## [WHAT THE TASK ASKS]
Restate the entries below word for word, omitting nothing.

Structured figure records:
• • • • •
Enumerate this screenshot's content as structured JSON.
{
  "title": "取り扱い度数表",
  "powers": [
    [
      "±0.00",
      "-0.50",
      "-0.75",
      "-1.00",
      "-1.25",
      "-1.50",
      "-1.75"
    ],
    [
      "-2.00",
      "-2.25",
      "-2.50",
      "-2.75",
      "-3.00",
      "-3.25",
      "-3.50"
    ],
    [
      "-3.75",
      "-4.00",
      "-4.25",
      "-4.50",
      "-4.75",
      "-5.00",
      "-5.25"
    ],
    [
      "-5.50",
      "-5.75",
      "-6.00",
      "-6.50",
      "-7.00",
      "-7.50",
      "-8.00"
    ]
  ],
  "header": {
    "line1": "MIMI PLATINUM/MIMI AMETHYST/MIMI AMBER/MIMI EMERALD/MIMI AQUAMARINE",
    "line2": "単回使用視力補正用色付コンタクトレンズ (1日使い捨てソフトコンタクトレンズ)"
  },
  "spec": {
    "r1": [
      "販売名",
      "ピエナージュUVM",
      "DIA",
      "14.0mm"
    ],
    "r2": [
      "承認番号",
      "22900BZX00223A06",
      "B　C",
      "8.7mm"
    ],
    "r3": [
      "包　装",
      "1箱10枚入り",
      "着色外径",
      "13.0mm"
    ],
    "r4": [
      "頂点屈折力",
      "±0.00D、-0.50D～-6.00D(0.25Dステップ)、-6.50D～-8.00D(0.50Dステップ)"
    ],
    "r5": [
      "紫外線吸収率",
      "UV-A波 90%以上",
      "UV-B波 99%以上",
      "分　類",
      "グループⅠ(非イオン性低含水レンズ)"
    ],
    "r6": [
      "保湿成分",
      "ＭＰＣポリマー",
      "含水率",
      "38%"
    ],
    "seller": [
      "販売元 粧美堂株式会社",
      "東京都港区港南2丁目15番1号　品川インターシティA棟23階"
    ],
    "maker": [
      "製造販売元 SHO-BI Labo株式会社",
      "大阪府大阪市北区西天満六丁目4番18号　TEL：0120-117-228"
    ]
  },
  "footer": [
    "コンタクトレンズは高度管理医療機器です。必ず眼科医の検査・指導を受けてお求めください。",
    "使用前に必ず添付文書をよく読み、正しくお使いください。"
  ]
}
• • • • •
## [SOLUTION TO THE EXERCISE]
Enumerate this screenshot's content as structured JSON.
{
  "title": "取り扱い度数表",
  "powers": [
    [
      "±0.00",
      "-0.50",
      "-0.75",
      "-1.00",
      "-1.25",
      "-1.50",
      "-1.75"
    ],
    [
      "-2.00",
      "-2.25",
      "-2.50",
      "-2.75",
      "-3.00",
      "-3.25",
      "-3.50"
    ],
    [
      "-3.75",
      "-4.00",
      "-4.25",
      "-4.50",
      "-4.75",
      "-5.00",
      "-5.25"
    ],
    [
      "-5.50",
      "-5.75",
      "-6.00",
      "-6.50",
      "-7.00",
      "-7.50",
      "-8.00"
    ]
  ],
  "header": {
    "line1": "MIMI PLATINUM/MIMI AMETHYST/MIMI AMBER/MIMI EMERALD/MIMI AQUAMARINE",
    "line2": "単回使用視力補正用色付コンタクトレンズ (1日使い捨てソフトコンタクトレンズ)"
  },
  "spec": {
    "r1": [
      "販売名",
      "ピエナージュUVM",
      "DIA",
      "14.0mm"
    ],
    "r2": [
      "承認番号",
      "22900BZX00223A06",
      "B　C",
      "8.7mm"
    ],
    "r3": [
      "包　装",
      "1箱10枚入り",
      "着色外径",
      "13.0mm"
    ],
    "r4": [
      "頂点屈折力",
      "±0.00D、-0.50D～-6.00D(0.25Dステップ)、-6.50D～-8.00D(0.50Dステップ)"
    ],
    "r5": [
      "紫外線吸収率",
      "UV-A波 90%以上",
      "UV-B波 99%以上",
      "分　類",
      "グループⅠ(非イオン性低含水レンズ)"
    ],
    "r6": [
      "保湿成分",
      "ＭＰＣポリマー",
      "含水率",
      "38%"
    ],
    "seller": [
      "販売元 粧美堂株式会社",
      "東京都港区港南2丁目15番1号　品川インターシティA棟23階"
    ],
    "maker": [
      "製造販売元 SHO-BI Labo株式会社",
      "大阪府大阪市北区西天満六丁目4番18号　TEL：0120-117-228"
    ]
  },
  "footer": [
    "コンタクトレンズは高度管理医療機器です。必ず眼科医の検査・指導を受けてお求めください。",
    "使用前に必ず添付文書をよく読み、正しくお使いください。"
  ]
}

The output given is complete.